[Begin Data]

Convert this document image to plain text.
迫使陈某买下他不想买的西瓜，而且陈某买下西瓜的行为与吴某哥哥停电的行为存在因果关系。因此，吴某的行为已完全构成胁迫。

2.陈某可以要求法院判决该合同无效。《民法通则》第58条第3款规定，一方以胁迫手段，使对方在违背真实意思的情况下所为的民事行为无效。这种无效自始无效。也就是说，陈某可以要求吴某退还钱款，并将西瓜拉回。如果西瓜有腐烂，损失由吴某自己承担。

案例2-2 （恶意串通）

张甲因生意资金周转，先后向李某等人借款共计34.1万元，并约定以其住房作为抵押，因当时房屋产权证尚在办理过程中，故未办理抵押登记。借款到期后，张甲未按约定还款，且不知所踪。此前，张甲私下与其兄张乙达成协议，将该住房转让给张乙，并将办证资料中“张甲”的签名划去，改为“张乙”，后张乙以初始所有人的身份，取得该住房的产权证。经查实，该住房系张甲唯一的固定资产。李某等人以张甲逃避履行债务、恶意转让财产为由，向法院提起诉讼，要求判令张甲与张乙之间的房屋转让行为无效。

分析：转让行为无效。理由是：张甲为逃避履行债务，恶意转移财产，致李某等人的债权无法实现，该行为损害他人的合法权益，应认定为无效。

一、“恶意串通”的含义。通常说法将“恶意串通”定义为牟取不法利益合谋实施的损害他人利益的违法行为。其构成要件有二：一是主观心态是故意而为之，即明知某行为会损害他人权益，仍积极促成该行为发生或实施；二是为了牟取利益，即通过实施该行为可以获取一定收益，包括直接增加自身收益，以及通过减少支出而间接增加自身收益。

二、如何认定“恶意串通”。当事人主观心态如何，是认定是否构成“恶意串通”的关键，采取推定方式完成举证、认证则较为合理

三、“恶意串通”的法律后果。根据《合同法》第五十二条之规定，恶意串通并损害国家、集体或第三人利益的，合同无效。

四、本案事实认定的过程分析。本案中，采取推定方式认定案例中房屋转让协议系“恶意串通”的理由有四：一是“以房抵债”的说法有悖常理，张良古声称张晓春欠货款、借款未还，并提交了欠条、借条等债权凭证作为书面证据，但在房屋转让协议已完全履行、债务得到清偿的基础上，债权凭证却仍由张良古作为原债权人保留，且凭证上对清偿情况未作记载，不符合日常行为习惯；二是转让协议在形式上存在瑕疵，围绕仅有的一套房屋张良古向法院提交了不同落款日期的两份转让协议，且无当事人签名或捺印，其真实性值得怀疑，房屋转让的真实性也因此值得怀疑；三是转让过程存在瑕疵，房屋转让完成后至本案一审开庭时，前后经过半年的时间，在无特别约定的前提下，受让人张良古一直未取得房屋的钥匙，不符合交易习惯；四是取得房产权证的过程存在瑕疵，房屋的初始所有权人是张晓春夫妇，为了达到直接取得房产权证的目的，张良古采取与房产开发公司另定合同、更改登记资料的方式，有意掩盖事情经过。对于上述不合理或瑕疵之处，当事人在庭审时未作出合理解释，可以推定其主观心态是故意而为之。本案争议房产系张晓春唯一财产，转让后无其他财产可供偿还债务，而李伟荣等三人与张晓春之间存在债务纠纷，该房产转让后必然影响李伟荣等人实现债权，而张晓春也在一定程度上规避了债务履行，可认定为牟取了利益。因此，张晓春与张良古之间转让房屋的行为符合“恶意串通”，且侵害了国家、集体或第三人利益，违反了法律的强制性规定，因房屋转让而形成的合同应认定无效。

[End Data]

### [Brief]
Copy out each line that contains the word "恶意串通".

### [The result]
案例2-2 （恶意串通）
一、“恶意串通”的含义。通常说法将“恶意串通”定义为牟取不法利益合谋实施的损害他人利益的违法行为。其构成要件有二：一是主观心态是故意而为之，即明知某行为会损害他人权益，仍积极促成该行为发生或实施；二是为了牟取利益，即通过实施该行为可以获取一定收益，包括直接增加自身收益，以及通过减少支出而间接增加自身收益。
二、如何认定“恶意串通”。当事人主观心态如何，是认定是否构成“恶意串通”的关键，采取推定方式完成举证、认证则较为合理
三、“恶意串通”的法律后果。根据《合同法》第五十二条之规定，恶意串通并损害国家、集体或第三人利益的，合同无效。
四、本案事实认定的过程分析。本案中，采取推定方式认定案例中房屋转让协议系“恶意串通”的理由有四：一是“以房抵债”的说法有悖常理，张良古声称张晓春欠货款、借款未还，并提交了欠条、借条等债权凭证作为书面证据，但在房屋转让协议已完全履行、债务得到清偿的基础上，债权凭证却仍由张良古作为原债权人保留，且凭证上对清偿情况未作记载，不符合日常行为习惯；二是转让协议在形式上存在瑕疵，围绕仅有的一套房屋张良古向法院提交了不同落款日期的两份转让协议，且无当事人签名或捺印，其真实性值得怀疑，房屋转让的真实性也因此值得怀疑；三是转让过程存在瑕疵，房屋转让完成后至本案一审开庭时，前后经过半年的时间，在无特别约定的前提下，受让人张良古一直未取得房屋的钥匙，不符合交易习惯；四是取得房产权证的过程存在瑕疵，房屋的初始所有权人是张晓春夫妇，为了达到直接取得房产权证的目的，张良古采取与房产开发公司另定合同、更改登记资料的方式，有意掩盖事情经过。对于上述不合理或瑕疵之处，当事人在庭审时未作出合理解释，可以推定其主观心态是故意而为之。本案争议房产系张晓春唯一财产，转让后无其他财产可供偿还债务，而李伟荣等三人与张晓春之间存在债务纠纷，该房产转让后必然影响李伟荣等人实现债权，而张晓春也在一定程度上规避了债务履行，可认定为牟取了利益。因此，张晓春与张良古之间转让房屋的行为符合“恶意串通”，且侵害了国家、集体或第三人利益，违反了法律的强制性规定，因房屋转让而形成的合同应认定无效。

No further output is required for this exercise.